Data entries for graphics

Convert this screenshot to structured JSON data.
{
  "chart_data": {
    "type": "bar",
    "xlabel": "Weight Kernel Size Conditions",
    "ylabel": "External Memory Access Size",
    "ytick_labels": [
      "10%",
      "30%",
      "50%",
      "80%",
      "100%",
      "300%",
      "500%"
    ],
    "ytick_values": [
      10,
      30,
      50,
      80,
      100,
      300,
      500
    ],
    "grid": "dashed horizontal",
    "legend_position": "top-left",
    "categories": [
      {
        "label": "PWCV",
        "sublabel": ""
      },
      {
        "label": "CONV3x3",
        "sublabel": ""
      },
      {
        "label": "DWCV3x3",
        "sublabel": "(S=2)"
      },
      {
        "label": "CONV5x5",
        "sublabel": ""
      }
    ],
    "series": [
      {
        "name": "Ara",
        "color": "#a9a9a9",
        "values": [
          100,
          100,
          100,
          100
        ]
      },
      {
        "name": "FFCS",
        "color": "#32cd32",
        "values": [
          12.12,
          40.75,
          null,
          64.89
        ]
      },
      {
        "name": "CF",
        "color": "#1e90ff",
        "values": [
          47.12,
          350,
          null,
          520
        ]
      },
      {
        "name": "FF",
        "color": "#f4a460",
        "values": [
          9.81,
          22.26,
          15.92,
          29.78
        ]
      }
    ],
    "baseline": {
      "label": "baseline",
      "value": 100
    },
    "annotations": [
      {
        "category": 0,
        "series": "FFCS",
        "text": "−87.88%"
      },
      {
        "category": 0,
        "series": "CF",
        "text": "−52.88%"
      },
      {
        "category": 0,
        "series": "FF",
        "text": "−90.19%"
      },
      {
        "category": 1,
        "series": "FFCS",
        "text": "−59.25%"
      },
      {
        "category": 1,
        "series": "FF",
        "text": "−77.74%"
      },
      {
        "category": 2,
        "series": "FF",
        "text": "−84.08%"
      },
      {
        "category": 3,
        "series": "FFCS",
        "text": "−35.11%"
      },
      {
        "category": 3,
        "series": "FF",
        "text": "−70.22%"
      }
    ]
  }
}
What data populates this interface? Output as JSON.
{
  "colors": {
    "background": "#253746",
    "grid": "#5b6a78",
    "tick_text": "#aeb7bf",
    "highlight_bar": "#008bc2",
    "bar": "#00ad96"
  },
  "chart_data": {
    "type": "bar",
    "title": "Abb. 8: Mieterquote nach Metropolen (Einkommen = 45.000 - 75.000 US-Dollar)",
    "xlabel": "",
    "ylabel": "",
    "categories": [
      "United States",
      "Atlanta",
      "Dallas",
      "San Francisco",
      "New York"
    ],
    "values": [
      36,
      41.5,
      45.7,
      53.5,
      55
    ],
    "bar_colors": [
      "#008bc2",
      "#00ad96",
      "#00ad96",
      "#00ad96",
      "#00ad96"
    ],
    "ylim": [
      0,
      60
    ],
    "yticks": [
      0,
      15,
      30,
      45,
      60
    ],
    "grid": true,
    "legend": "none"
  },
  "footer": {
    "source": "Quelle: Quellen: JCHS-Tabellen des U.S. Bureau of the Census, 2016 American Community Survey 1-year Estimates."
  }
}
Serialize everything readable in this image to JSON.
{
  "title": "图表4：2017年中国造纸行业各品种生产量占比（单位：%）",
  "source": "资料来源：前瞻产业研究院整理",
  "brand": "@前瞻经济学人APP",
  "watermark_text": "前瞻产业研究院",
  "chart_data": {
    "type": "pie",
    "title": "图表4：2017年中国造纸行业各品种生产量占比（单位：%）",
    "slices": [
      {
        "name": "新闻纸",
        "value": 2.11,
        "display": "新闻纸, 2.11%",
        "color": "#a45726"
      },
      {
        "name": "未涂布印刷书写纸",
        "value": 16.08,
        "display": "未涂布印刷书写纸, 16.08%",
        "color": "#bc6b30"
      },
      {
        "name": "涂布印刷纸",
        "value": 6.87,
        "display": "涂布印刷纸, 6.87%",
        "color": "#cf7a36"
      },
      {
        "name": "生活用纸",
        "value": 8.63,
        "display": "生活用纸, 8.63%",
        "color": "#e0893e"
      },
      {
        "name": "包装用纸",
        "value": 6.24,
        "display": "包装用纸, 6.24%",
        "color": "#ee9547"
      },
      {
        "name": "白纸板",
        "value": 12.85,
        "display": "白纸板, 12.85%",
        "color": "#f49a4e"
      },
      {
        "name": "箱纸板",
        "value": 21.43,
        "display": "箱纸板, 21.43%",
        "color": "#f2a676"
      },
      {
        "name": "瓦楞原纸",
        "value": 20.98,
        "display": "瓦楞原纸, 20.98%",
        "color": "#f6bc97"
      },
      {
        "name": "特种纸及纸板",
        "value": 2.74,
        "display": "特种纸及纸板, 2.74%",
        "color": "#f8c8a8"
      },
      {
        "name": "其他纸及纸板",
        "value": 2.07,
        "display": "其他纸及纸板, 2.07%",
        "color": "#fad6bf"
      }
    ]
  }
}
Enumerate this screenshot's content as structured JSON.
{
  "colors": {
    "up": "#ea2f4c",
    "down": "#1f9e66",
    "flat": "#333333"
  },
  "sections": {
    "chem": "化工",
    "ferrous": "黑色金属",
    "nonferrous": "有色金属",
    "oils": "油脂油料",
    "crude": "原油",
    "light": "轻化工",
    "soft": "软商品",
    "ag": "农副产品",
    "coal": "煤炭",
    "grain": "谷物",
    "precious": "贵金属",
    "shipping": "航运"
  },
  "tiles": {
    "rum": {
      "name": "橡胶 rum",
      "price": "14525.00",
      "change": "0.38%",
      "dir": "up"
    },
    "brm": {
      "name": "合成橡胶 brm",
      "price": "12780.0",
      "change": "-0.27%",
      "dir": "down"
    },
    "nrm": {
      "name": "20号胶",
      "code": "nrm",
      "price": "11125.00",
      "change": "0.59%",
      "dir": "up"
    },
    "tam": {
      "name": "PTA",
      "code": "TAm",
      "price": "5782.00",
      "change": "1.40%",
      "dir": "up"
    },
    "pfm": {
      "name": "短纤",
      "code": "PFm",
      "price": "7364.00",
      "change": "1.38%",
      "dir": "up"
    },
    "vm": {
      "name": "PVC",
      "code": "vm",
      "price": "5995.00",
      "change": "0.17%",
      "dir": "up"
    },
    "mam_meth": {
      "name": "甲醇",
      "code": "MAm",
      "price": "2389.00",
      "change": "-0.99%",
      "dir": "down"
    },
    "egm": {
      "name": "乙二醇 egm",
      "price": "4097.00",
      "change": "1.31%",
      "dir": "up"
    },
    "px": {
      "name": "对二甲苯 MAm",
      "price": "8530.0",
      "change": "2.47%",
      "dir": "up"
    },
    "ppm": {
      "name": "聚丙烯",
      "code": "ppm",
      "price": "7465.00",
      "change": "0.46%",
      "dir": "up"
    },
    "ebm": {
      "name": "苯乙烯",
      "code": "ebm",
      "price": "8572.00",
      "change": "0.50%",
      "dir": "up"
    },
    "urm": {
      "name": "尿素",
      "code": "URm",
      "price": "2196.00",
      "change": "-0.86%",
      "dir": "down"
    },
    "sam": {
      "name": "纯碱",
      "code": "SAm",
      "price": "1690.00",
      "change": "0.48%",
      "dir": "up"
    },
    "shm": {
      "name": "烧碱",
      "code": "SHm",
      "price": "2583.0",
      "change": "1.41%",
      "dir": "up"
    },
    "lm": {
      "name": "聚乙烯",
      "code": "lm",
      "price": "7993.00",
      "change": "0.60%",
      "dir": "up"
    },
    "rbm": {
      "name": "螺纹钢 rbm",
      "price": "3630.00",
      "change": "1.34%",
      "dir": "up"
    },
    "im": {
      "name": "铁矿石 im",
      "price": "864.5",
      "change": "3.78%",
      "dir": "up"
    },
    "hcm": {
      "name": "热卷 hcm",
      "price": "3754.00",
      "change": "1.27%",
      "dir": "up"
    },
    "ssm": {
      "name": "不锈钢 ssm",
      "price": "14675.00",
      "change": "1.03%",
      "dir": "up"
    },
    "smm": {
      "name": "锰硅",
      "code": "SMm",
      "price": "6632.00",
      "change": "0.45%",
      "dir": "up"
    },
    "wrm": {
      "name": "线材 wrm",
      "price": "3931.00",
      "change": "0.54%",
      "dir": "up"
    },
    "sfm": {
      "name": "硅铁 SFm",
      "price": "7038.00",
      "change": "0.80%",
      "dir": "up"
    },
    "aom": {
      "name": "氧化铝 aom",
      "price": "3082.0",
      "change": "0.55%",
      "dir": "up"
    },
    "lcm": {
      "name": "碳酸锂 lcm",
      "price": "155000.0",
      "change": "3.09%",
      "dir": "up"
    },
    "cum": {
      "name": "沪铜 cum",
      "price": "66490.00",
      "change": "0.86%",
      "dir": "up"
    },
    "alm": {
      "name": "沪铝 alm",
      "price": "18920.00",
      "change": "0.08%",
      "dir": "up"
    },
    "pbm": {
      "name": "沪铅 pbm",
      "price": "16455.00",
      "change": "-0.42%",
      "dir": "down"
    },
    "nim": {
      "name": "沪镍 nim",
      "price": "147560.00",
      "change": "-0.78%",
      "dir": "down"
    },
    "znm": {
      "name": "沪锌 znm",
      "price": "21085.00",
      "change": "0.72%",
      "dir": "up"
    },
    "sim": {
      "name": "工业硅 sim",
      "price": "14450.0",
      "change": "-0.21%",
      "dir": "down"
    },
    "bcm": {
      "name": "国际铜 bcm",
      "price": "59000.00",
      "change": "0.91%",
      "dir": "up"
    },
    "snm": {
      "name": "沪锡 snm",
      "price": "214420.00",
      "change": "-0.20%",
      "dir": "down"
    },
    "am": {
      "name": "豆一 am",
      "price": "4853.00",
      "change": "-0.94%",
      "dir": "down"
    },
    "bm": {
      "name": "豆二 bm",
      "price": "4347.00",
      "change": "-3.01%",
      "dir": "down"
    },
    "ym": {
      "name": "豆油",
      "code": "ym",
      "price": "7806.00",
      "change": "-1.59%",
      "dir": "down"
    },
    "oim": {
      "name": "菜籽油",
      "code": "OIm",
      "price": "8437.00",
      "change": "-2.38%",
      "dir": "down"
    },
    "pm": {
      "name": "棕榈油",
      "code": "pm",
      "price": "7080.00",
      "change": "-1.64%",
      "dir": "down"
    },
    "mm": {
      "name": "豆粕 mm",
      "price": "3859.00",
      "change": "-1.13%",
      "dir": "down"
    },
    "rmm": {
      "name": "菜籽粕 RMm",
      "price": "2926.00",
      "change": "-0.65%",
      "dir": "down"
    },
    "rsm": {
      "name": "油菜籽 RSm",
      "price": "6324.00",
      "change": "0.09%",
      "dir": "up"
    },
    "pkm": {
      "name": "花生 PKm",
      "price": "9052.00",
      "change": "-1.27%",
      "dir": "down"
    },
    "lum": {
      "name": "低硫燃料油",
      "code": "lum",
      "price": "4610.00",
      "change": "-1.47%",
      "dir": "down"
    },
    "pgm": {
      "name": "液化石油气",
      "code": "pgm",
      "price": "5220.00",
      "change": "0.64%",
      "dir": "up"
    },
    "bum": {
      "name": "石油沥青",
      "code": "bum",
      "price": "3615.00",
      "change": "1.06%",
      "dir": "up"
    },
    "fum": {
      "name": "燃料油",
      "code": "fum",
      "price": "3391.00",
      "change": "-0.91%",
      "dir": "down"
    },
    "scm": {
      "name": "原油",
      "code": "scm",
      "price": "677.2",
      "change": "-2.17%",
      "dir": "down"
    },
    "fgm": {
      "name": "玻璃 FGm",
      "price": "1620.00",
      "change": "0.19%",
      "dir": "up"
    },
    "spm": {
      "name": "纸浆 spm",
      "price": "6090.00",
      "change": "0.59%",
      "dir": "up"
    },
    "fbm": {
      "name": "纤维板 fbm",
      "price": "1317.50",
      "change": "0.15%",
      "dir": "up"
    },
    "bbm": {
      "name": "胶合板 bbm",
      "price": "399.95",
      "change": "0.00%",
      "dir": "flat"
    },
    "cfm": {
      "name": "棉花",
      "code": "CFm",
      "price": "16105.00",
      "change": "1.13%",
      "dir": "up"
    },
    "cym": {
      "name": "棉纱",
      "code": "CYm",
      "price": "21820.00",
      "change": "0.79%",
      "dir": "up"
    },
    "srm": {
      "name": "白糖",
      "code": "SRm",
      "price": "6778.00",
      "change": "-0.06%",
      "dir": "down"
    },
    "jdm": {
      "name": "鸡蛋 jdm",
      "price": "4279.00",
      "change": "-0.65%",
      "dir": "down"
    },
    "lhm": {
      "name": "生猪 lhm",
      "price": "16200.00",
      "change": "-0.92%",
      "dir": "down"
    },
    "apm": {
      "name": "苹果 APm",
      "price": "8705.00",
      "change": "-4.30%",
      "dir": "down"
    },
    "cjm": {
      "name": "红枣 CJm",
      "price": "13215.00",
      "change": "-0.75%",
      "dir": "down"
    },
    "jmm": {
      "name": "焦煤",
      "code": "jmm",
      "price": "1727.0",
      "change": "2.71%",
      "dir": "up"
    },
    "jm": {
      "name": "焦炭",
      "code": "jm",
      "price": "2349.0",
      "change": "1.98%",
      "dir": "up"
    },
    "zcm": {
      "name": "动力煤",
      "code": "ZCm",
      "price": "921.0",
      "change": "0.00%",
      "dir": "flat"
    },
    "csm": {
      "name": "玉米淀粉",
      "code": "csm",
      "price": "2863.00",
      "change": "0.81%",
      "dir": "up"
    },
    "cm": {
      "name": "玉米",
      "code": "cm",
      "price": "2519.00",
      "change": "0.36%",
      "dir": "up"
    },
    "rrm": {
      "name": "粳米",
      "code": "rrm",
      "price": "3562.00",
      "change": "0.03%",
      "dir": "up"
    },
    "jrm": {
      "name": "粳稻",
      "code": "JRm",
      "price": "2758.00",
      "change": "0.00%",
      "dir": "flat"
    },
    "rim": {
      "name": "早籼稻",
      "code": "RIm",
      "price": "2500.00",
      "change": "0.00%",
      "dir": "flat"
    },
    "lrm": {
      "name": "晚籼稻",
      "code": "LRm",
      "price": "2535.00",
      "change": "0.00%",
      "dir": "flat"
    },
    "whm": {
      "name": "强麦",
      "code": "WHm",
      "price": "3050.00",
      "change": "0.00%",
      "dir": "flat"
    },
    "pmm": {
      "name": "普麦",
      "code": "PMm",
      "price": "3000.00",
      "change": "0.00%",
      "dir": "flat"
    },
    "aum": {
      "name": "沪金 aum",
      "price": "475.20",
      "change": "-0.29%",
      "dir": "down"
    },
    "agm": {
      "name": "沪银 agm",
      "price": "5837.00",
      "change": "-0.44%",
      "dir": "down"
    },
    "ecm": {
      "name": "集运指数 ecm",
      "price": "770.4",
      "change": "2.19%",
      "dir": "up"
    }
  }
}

- Exercise goal
Copy out each line of the material that holds the word "grid".

- Task result
    "grid": "dashed horizontal",
    "grid": "#5b6a78",
    "grid": true,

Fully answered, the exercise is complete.